• **STATED PROBLEM**:
Return the full listing exactly as it is written.

──────── DATA PROVIDED ────────

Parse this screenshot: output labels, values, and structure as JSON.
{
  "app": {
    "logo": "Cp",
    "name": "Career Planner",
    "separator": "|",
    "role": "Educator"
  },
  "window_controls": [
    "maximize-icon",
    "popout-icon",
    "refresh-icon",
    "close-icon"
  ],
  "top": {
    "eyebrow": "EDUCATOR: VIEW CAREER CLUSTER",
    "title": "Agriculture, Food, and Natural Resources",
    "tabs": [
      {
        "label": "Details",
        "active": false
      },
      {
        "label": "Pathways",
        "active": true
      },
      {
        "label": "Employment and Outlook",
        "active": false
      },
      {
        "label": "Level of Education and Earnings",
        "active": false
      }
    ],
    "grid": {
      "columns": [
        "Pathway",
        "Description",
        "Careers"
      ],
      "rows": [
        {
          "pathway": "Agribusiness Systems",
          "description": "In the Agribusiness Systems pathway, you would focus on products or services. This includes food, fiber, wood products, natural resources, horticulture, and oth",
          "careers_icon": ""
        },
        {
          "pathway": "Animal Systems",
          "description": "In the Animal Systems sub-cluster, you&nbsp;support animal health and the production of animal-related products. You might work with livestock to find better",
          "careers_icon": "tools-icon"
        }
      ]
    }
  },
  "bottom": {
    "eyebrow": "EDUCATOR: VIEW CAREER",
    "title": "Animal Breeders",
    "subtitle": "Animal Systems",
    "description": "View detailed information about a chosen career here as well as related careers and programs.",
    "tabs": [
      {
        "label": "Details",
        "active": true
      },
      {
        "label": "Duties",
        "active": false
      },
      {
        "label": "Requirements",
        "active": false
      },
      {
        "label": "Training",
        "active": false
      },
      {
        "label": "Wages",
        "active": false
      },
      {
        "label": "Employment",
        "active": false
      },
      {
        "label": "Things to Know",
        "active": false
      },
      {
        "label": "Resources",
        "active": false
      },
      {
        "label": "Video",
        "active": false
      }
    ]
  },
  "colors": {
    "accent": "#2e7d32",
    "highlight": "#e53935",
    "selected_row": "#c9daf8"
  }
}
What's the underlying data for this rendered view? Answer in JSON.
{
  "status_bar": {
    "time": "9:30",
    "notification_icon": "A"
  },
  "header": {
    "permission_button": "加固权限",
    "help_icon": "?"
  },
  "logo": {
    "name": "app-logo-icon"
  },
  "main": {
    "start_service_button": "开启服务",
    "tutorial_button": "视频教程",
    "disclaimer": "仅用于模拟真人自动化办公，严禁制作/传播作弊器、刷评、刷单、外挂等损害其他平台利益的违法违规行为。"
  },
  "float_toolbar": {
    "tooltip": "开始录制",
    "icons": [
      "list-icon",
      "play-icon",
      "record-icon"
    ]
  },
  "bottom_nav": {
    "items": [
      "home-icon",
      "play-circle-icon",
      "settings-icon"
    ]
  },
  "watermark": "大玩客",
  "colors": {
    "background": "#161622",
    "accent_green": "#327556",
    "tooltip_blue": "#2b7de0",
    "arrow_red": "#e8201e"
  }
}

────────

• **OUTPUT BELOW**:
Parse this screenshot: output labels, values, and structure as JSON.
{
  "app": {
    "logo": "Cp",
    "name": "Career Planner",
    "separator": "|",
    "role": "Educator"
  },
  "window_controls": [
    "maximize-icon",
    "popout-icon",
    "refresh-icon",
    "close-icon"
  ],
  "top": {
    "eyebrow": "EDUCATOR: VIEW CAREER CLUSTER",
    "title": "Agriculture, Food, and Natural Resources",
    "tabs": [
      {
        "label": "Details",
        "active": false
      },
      {
        "label": "Pathways",
        "active": true
      },
      {
        "label": "Employment and Outlook",
        "active": false
      },
      {
        "label": "Level of Education and Earnings",
        "active": false
      }
    ],
    "grid": {
      "columns": [
        "Pathway",
        "Description",
        "Careers"
      ],
      "rows": [
        {
          "pathway": "Agribusiness Systems",
          "description": "In the Agribusiness Systems pathway, you would focus on products or services. This includes food, fiber, wood products, natural resources, horticulture, and oth",
          "careers_icon": ""
        },
        {
          "pathway": "Animal Systems",
          "description": "In the Animal Systems sub-cluster, you&nbsp;support animal health and the production of animal-related products. You might work with livestock to find better",
          "careers_icon": "tools-icon"
        }
      ]
    }
  },
  "bottom": {
    "eyebrow": "EDUCATOR: VIEW CAREER",
    "title": "Animal Breeders",
    "subtitle": "Animal Systems",
    "description": "View detailed information about a chosen career here as well as related careers and programs.",
    "tabs": [
      {
        "label": "Details",
        "active": true
      },
      {
        "label": "Duties",
        "active": false
      },
      {
        "label": "Requirements",
        "active": false
      },
      {
        "label": "Training",
        "active": false
      },
      {
        "label": "Wages",
        "active": false
      },
      {
        "label": "Employment",
        "active": false
      },
      {
        "label": "Things to Know",
        "active": false
      },
      {
        "label": "Resources",
        "active": false
      },
      {
        "label": "Video",
        "active": false
      }
    ]
  },
  "colors": {
    "accent": "#2e7d32",
    "highlight": "#e53935",
    "selected_row": "#c9daf8"
  }
}
What's the underlying data for this rendered view? Answer in JSON.
{
  "status_bar": {
    "time": "9:30",
    "notification_icon": "A"
  },
  "header": {
    "permission_button": "加固权限",
    "help_icon": "?"
  },
  "logo": {
    "name": "app-logo-icon"
  },
  "main": {
    "start_service_button": "开启服务",
    "tutorial_button": "视频教程",
    "disclaimer": "仅用于模拟真人自动化办公，严禁制作/传播作弊器、刷评、刷单、外挂等损害其他平台利益的违法违规行为。"
  },
  "float_toolbar": {
    "tooltip": "开始录制",
    "icons": [
      "list-icon",
      "play-icon",
      "record-icon"
    ]
  },
  "bottom_nav": {
    "items": [
      "home-icon",
      "play-circle-icon",
      "settings-icon"
    ]
  },
  "watermark": "大玩客",
  "colors": {
    "background": "#161622",
    "accent_green": "#327556",
    "tooltip_blue": "#2b7de0",
    "arrow_red": "#e8201e"
  }
}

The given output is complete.